Please copy out, word for word, the entries starting with the line that contains "rule-text: Used before (322, 578, 497, 611)" and going on through the line that contains "intro-text: ( (289, 310, 308, 342)", including both of those lines.
━━ RECORD SET
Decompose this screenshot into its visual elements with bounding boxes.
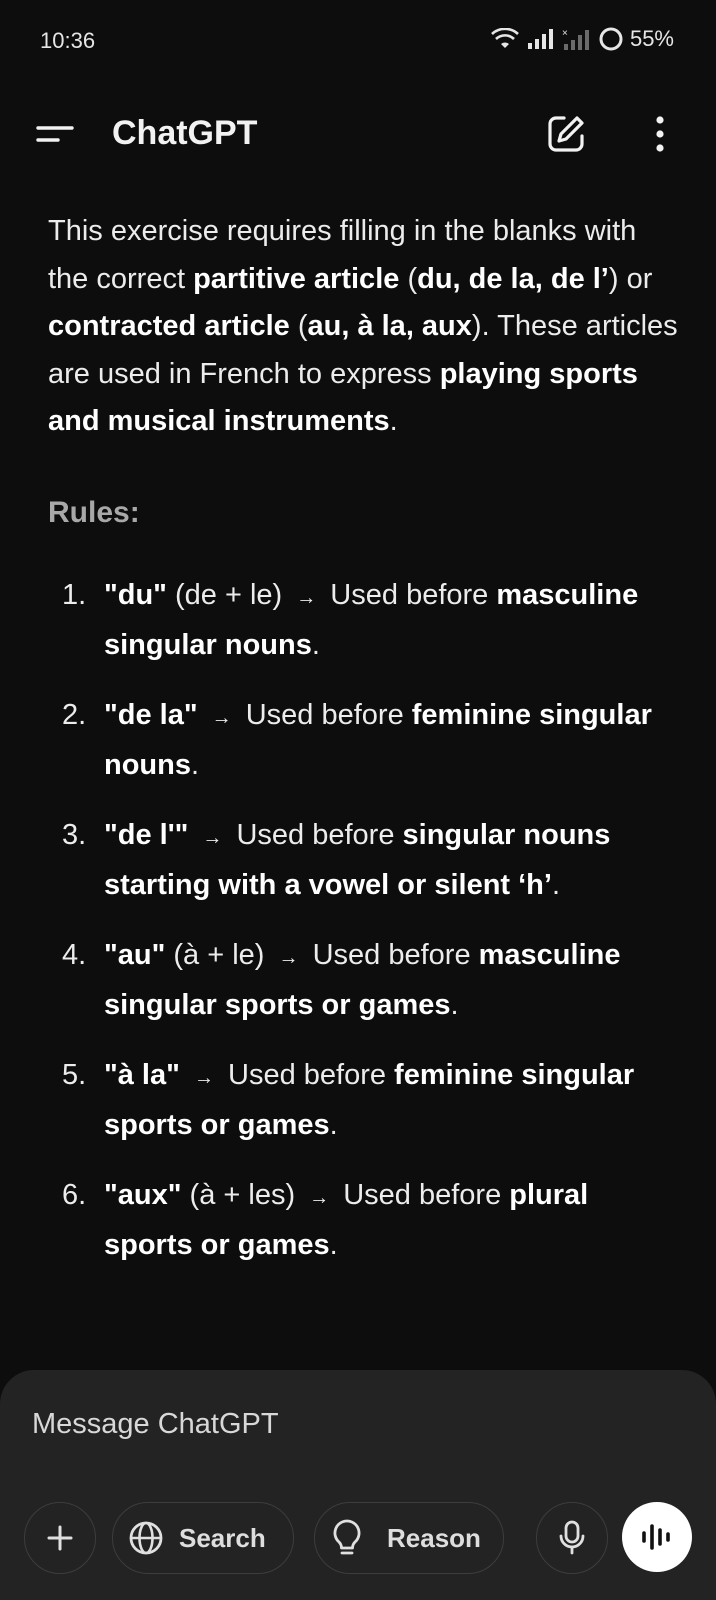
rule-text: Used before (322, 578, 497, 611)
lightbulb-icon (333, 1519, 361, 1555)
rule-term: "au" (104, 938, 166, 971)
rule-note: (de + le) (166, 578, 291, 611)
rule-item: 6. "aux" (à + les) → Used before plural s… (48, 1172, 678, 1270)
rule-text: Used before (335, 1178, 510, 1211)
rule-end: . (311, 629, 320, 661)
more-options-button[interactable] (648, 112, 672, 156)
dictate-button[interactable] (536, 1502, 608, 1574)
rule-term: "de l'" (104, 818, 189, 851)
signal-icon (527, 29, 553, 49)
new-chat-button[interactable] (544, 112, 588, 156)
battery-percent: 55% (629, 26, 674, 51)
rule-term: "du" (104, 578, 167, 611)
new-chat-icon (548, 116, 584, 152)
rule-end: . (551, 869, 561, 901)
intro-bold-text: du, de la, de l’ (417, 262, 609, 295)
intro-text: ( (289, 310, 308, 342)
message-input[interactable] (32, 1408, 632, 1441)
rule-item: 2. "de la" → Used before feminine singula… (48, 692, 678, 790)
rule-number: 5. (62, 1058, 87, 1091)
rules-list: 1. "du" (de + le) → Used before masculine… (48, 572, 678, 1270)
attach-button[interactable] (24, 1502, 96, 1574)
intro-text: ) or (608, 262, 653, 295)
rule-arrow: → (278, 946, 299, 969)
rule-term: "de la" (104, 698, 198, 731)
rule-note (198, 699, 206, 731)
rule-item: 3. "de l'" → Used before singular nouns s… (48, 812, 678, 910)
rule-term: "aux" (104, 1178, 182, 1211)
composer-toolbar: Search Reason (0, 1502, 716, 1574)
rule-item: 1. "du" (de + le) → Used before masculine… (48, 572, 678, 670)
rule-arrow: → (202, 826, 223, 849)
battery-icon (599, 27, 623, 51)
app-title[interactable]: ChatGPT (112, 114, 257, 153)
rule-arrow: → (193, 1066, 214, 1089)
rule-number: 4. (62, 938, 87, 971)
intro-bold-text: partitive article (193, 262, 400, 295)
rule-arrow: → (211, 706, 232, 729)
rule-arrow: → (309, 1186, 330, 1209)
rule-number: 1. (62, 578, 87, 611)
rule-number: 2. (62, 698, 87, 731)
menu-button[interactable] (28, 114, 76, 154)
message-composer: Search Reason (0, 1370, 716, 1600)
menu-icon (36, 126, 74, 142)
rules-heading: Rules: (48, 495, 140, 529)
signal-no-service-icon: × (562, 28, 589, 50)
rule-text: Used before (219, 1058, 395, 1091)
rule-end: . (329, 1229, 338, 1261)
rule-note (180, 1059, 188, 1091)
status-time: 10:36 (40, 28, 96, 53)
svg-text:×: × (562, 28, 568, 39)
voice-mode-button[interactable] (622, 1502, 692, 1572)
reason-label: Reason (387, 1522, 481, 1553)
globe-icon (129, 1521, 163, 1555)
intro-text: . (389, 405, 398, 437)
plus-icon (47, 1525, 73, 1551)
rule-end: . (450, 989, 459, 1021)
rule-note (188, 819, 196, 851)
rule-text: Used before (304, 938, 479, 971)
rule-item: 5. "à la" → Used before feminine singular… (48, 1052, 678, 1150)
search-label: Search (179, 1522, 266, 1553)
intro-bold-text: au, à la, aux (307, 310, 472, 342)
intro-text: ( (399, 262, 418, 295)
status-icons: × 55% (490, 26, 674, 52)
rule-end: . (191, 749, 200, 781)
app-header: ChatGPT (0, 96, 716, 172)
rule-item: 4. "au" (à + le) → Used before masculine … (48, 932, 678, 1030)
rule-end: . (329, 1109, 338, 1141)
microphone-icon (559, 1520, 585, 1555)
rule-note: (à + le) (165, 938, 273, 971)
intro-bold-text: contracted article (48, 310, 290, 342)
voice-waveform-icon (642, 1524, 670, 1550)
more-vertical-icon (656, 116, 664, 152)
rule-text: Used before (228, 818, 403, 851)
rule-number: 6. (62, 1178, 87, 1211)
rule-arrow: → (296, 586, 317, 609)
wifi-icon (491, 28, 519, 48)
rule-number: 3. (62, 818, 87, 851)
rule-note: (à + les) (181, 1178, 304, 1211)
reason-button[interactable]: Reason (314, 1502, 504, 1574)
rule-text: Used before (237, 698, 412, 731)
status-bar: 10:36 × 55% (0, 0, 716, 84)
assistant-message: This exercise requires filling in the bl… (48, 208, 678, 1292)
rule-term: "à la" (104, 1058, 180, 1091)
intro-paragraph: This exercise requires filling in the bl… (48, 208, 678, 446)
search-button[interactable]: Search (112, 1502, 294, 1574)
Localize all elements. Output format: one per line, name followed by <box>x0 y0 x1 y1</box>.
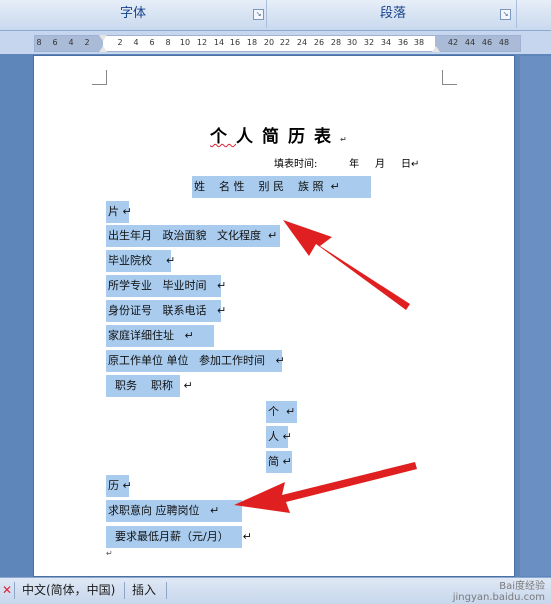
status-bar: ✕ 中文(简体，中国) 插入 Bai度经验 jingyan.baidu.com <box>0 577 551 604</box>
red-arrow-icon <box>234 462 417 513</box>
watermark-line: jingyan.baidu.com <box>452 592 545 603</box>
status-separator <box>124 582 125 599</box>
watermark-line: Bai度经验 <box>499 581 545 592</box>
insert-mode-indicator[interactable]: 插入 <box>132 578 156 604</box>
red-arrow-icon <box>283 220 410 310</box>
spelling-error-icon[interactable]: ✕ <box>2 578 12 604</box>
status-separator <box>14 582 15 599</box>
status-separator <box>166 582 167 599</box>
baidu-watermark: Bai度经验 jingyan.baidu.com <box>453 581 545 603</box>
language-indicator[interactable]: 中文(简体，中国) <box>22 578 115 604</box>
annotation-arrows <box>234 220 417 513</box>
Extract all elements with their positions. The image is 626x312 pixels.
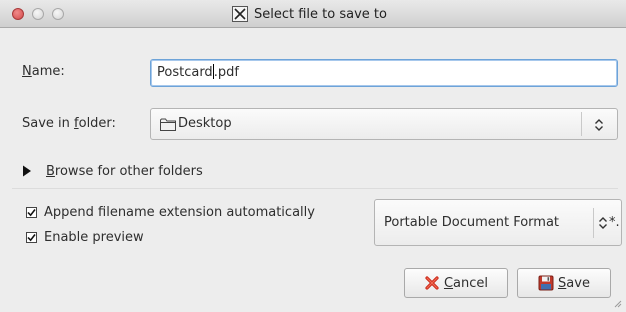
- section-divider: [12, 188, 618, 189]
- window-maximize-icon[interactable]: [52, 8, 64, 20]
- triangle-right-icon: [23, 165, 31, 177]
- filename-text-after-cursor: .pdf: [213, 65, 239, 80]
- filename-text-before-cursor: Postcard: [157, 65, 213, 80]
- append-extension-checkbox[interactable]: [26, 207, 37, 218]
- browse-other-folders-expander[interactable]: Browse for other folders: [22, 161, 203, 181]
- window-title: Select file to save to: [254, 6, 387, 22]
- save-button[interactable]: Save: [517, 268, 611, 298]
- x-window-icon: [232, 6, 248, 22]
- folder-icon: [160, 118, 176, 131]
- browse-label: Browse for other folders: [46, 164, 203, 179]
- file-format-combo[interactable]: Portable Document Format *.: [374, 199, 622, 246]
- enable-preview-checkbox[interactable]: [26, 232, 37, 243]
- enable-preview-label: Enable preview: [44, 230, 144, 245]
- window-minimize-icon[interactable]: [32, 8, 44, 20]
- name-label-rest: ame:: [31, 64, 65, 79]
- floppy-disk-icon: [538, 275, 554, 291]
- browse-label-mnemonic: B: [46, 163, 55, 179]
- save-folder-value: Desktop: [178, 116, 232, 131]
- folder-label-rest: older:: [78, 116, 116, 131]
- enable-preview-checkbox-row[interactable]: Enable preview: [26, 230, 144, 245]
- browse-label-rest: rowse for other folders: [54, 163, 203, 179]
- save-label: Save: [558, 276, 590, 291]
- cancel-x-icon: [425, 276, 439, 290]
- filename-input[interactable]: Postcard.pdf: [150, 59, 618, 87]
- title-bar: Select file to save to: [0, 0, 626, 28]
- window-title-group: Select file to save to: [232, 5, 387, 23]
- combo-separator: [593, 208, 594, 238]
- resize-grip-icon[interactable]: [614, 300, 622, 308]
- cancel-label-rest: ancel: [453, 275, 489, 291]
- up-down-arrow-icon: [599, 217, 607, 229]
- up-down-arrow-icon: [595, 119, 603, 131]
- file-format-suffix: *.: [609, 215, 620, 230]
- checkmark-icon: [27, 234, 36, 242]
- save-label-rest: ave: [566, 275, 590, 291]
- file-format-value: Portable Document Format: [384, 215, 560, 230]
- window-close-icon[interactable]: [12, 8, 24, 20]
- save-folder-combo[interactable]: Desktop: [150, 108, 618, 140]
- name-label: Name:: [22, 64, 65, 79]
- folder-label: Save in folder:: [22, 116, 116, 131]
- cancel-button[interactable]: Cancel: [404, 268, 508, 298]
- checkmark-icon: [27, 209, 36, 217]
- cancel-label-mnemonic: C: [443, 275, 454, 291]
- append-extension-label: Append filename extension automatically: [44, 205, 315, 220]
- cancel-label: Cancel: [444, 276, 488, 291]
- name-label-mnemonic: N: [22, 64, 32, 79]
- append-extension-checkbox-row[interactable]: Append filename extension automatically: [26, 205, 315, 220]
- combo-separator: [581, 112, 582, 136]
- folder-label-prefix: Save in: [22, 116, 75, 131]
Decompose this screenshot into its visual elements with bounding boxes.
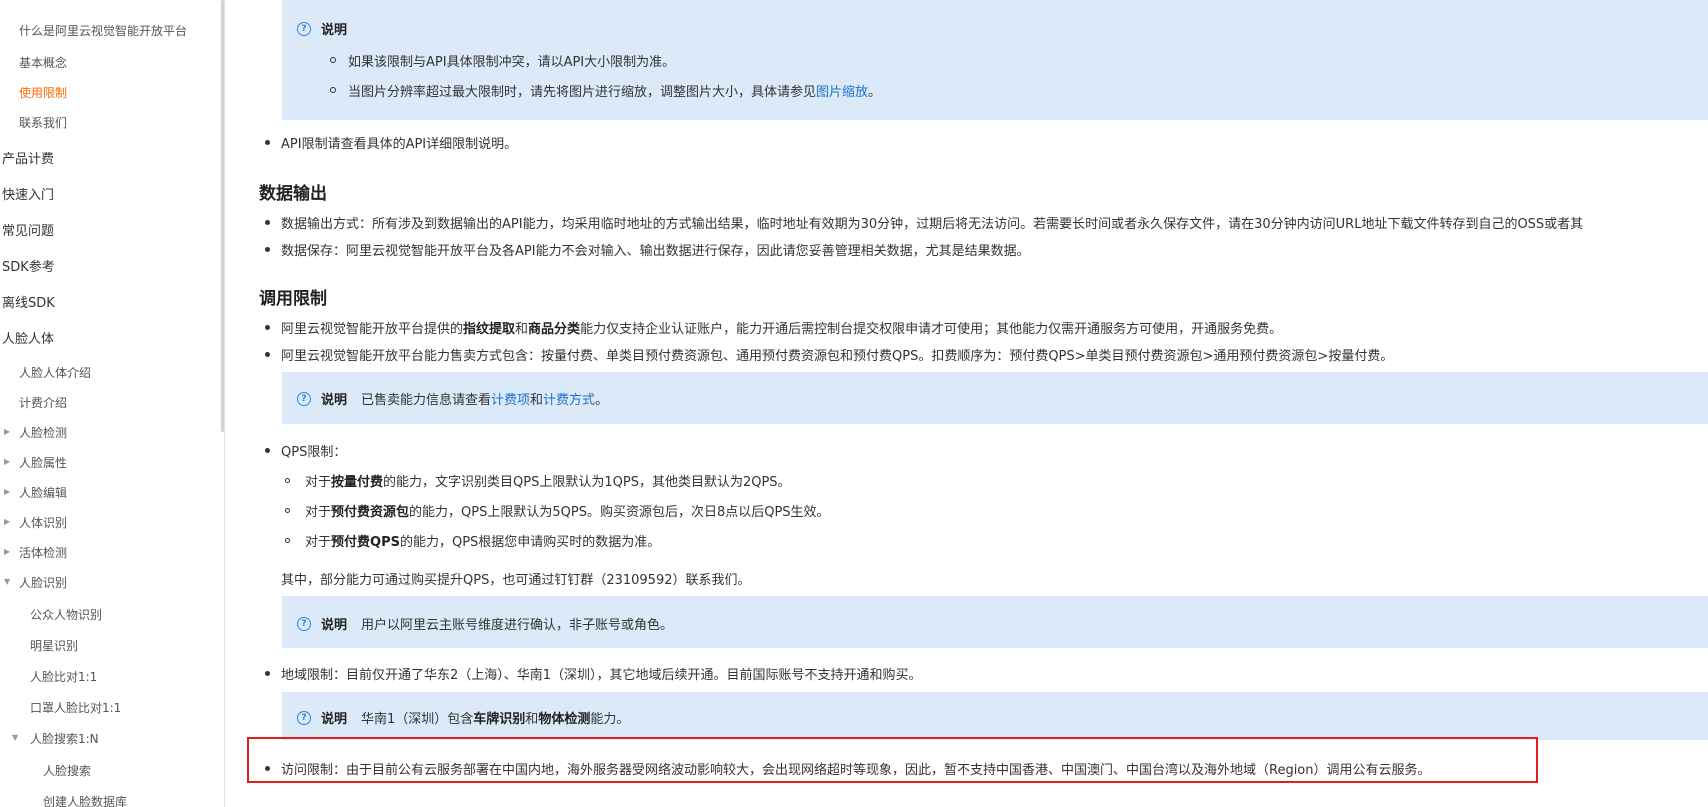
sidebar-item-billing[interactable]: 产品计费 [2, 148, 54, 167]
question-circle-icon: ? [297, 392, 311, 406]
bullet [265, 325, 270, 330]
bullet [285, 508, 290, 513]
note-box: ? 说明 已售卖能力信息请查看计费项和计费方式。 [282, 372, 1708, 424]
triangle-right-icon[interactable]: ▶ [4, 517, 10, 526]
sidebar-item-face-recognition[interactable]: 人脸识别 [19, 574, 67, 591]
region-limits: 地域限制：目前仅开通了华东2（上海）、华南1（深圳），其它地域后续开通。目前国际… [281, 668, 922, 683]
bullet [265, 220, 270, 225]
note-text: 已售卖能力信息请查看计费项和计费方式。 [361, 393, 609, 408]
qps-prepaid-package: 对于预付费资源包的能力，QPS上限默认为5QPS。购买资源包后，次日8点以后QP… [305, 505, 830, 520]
━━━━
COMPLETED TASK:
rule-text: Used before (322, 578, 497, 611)
lightbulb-icon (333, 1519, 361, 1555)
rule-term: "au" (104, 938, 166, 971)
rule-note: (de + le) (166, 578, 291, 611)
rule-item: 6. "aux" (à + les) → Used before plural s… (48, 1172, 678, 1270)
rule-text: Used before (335, 1178, 510, 1211)
rule-end: . (311, 629, 320, 661)
more-options-button[interactable] (648, 112, 672, 156)
dictate-button[interactable] (536, 1502, 608, 1574)
rule-term: "de l'" (104, 818, 189, 851)
signal-icon (527, 29, 553, 49)
new-chat-button[interactable] (544, 112, 588, 156)
battery-percent: 55% (629, 26, 674, 51)
rule-term: "du" (104, 578, 167, 611)
new-chat-icon (548, 116, 584, 152)
rule-end: . (551, 869, 561, 901)
intro-bold-text: du, de la, de l’ (417, 262, 609, 295)
intro-text: ( (289, 310, 308, 342)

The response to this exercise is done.